***** Given records *****

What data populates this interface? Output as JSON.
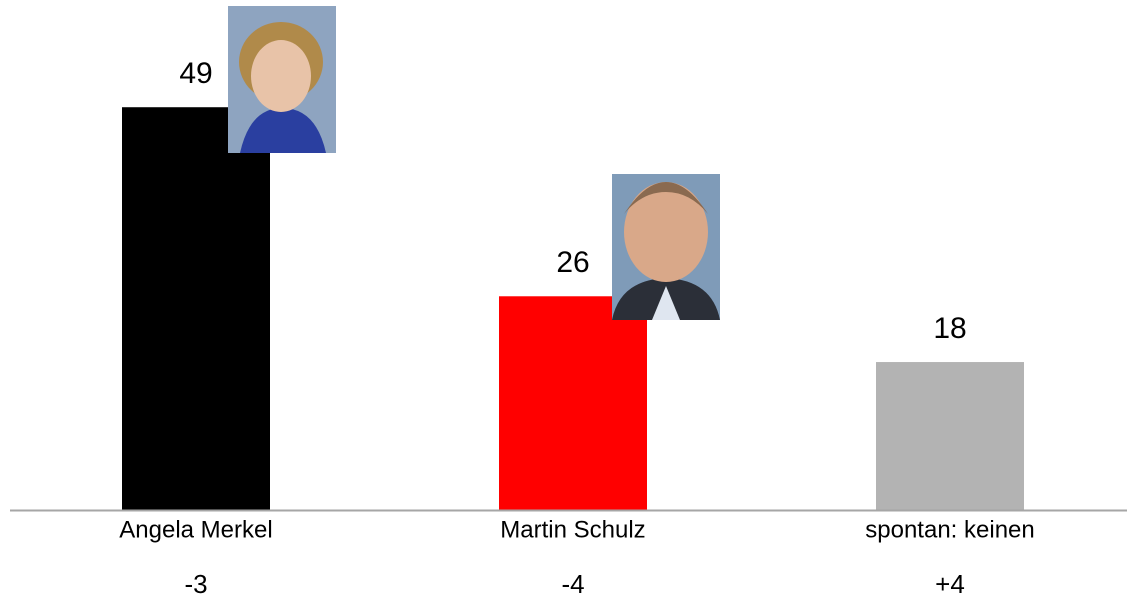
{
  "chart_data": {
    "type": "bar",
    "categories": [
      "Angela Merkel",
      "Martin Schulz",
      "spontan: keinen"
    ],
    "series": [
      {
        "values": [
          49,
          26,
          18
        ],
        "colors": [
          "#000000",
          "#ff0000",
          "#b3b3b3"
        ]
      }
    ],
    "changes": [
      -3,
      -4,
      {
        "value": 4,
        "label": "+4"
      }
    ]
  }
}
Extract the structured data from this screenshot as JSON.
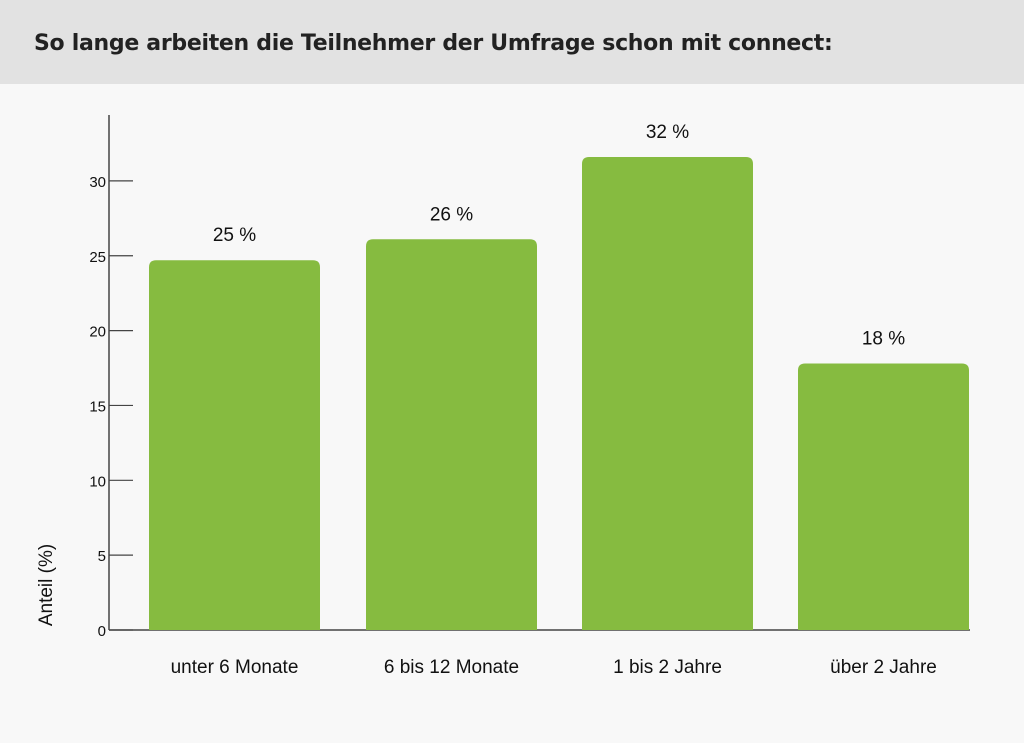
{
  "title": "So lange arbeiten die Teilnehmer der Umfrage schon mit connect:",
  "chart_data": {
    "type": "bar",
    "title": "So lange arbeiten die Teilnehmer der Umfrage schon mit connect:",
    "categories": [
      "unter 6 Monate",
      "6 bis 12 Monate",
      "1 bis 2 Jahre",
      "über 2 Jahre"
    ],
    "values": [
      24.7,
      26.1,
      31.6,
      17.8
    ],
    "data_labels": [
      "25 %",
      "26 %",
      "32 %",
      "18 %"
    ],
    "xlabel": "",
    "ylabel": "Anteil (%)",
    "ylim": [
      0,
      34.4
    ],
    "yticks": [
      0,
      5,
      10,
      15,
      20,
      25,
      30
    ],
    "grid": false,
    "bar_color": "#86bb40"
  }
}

*****

* _Job_
Reproduce the full listing above verbatim, with no pictures included.

* _Output_
What data populates this interface? Output as JSON.
{
  "chart_data": {
    "type": "bar",
    "categories": [
      "Angela Merkel",
      "Martin Schulz",
      "spontan: keinen"
    ],
    "series": [
      {
        "values": [
          49,
          26,
          18
        ],
        "colors": [
          "#000000",
          "#ff0000",
          "#b3b3b3"
        ]
      }
    ],
    "changes": [
      -3,
      -4,
      {
        "value": 4,
        "label": "+4"
      }
    ]
  }
}
Extract the structured data from this screenshot as JSON.
{
  "title": "So lange arbeiten die Teilnehmer der Umfrage schon mit connect:",
  "chart_data": {
    "type": "bar",
    "title": "So lange arbeiten die Teilnehmer der Umfrage schon mit connect:",
    "categories": [
      "unter 6 Monate",
      "6 bis 12 Monate",
      "1 bis 2 Jahre",
      "über 2 Jahre"
    ],
    "values": [
      24.7,
      26.1,
      31.6,
      17.8
    ],
    "data_labels": [
      "25 %",
      "26 %",
      "32 %",
      "18 %"
    ],
    "xlabel": "",
    "ylabel": "Anteil (%)",
    "ylim": [
      0,
      34.4
    ],
    "yticks": [
      0,
      5,
      10,
      15,
      20,
      25,
      30
    ],
    "grid": false,
    "bar_color": "#86bb40"
  }
}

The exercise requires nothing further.